§ Listed entries:
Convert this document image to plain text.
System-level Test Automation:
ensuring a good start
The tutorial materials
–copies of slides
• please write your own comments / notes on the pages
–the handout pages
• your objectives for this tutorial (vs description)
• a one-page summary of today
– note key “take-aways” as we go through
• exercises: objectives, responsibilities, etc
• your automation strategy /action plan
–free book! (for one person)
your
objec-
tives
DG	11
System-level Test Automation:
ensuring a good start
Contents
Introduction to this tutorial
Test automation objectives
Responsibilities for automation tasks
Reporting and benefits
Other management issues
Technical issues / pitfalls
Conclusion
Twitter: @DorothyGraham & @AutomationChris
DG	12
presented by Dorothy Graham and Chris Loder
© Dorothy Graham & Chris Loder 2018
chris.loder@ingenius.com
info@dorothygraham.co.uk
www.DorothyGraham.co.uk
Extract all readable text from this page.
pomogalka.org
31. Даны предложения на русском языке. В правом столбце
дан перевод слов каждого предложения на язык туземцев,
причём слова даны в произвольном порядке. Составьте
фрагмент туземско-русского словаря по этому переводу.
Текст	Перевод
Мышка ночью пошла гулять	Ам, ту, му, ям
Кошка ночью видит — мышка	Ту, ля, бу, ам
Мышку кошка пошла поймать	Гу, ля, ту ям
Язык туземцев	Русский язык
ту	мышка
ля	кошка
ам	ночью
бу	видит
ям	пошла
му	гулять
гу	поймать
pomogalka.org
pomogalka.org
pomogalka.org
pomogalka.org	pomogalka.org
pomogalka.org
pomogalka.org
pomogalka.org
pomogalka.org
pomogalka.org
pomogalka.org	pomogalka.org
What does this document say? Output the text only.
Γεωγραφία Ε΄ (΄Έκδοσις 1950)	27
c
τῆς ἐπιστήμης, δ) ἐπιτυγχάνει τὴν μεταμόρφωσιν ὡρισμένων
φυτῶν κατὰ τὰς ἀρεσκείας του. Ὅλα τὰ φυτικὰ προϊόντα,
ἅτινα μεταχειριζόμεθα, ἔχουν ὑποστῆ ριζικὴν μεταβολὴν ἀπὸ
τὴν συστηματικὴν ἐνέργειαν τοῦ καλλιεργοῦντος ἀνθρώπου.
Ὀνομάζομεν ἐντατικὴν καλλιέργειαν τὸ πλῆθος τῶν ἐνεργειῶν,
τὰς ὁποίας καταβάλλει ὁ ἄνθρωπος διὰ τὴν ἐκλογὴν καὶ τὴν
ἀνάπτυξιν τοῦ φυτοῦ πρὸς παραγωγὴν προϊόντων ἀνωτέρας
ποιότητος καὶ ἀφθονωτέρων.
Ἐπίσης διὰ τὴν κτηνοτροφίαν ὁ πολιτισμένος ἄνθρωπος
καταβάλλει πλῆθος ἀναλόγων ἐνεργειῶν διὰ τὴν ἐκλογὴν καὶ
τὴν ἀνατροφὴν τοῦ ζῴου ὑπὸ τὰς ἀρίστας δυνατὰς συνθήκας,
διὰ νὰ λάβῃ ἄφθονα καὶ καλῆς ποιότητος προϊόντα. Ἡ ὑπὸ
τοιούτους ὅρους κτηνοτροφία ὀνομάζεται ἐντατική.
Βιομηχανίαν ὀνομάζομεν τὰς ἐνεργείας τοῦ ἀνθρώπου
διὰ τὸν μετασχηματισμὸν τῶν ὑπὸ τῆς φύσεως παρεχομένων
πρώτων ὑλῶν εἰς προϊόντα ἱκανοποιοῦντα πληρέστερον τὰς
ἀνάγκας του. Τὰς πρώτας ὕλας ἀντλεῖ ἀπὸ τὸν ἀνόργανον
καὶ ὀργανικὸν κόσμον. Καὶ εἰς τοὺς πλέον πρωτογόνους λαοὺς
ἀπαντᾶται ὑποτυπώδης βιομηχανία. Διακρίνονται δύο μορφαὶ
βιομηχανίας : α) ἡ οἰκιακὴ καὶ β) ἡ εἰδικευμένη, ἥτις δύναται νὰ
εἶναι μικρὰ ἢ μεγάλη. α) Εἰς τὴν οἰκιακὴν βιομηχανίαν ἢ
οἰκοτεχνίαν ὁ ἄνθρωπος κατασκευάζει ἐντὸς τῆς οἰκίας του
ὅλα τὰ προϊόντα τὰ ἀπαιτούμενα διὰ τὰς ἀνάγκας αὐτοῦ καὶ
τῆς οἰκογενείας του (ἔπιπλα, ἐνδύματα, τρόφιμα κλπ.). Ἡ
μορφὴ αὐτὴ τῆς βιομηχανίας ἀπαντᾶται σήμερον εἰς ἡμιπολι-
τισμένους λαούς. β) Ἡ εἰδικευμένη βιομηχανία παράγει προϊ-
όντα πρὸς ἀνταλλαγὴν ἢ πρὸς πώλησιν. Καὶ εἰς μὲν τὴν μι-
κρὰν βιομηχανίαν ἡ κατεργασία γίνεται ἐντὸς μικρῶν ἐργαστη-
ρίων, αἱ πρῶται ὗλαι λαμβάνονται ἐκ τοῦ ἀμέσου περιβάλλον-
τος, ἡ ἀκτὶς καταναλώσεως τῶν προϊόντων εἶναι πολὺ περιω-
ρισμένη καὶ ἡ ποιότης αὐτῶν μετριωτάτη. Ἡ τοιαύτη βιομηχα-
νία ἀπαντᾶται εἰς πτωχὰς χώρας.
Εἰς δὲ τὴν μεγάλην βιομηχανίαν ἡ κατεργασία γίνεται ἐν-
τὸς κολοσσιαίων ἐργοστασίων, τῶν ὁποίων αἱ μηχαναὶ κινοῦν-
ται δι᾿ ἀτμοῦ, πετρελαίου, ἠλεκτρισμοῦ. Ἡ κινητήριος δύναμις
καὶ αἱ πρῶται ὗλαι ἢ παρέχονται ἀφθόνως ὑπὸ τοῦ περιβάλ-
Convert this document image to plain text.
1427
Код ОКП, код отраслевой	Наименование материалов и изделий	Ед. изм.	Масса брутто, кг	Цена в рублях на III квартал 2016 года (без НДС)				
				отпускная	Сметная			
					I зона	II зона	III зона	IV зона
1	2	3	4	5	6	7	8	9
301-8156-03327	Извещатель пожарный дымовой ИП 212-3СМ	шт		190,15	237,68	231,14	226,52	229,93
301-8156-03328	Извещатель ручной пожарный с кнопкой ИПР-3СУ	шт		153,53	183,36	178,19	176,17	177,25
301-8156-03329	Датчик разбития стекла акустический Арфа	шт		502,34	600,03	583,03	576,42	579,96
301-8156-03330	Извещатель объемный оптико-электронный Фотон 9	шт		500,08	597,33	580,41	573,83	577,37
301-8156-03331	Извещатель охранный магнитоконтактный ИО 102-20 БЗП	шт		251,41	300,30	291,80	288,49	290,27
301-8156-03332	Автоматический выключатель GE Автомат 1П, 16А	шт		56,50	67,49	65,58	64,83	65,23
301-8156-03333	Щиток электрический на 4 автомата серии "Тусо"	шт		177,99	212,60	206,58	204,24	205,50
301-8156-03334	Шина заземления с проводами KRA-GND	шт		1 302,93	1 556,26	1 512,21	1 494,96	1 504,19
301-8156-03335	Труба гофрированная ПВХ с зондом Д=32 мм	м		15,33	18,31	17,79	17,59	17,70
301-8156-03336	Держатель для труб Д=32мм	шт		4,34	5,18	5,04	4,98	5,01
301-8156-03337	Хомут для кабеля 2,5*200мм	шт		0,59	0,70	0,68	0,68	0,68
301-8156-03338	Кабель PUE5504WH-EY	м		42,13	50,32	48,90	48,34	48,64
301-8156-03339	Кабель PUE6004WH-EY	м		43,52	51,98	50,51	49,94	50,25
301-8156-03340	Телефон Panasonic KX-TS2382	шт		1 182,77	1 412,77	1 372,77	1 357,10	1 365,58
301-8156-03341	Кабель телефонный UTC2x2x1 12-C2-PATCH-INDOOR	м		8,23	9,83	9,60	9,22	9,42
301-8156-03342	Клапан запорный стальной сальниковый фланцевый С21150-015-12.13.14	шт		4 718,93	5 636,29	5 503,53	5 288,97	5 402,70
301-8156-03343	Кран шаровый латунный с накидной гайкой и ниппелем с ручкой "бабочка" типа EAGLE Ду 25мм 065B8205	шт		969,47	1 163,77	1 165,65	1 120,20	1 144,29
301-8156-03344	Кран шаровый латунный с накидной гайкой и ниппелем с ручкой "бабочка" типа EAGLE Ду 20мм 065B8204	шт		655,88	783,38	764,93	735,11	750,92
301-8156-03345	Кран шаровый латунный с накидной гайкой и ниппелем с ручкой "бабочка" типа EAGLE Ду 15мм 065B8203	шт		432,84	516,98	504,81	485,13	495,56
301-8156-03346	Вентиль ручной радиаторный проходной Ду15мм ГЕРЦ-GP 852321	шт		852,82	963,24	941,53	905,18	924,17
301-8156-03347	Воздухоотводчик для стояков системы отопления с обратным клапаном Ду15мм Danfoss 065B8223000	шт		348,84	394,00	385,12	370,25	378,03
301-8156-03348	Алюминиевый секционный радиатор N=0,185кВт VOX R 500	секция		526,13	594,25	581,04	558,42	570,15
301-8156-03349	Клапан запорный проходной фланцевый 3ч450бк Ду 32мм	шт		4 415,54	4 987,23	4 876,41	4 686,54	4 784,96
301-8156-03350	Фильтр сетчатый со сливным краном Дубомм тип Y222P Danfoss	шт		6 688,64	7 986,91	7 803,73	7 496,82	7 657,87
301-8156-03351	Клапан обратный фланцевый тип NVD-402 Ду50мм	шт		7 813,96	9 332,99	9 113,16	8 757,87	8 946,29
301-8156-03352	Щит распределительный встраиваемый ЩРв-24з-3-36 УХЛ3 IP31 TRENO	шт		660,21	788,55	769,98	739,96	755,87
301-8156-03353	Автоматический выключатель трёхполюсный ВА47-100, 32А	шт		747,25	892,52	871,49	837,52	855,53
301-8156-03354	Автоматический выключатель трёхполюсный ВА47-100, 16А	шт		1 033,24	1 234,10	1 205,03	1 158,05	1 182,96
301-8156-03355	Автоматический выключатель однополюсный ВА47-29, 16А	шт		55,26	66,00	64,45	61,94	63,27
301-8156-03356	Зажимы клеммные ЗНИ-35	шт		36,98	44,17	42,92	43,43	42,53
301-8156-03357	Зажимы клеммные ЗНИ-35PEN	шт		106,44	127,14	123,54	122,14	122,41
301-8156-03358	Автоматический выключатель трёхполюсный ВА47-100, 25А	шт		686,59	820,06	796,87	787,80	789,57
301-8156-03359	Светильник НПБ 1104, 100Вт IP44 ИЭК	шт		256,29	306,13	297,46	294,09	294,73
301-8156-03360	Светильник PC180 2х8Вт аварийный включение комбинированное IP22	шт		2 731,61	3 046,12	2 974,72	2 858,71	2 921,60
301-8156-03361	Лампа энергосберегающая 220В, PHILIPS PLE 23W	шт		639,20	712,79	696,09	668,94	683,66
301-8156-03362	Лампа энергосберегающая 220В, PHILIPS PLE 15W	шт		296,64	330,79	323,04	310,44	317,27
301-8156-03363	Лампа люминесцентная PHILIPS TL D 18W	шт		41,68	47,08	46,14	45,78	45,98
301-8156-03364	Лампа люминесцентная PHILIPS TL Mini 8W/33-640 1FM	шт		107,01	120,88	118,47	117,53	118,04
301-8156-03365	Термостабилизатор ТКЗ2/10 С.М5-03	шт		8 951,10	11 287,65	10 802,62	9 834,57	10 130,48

§ Stated goal: Find the number of lines in which the word "προϊόντων" occurs, and write nothing but that number.

§ Result of the exercise: 2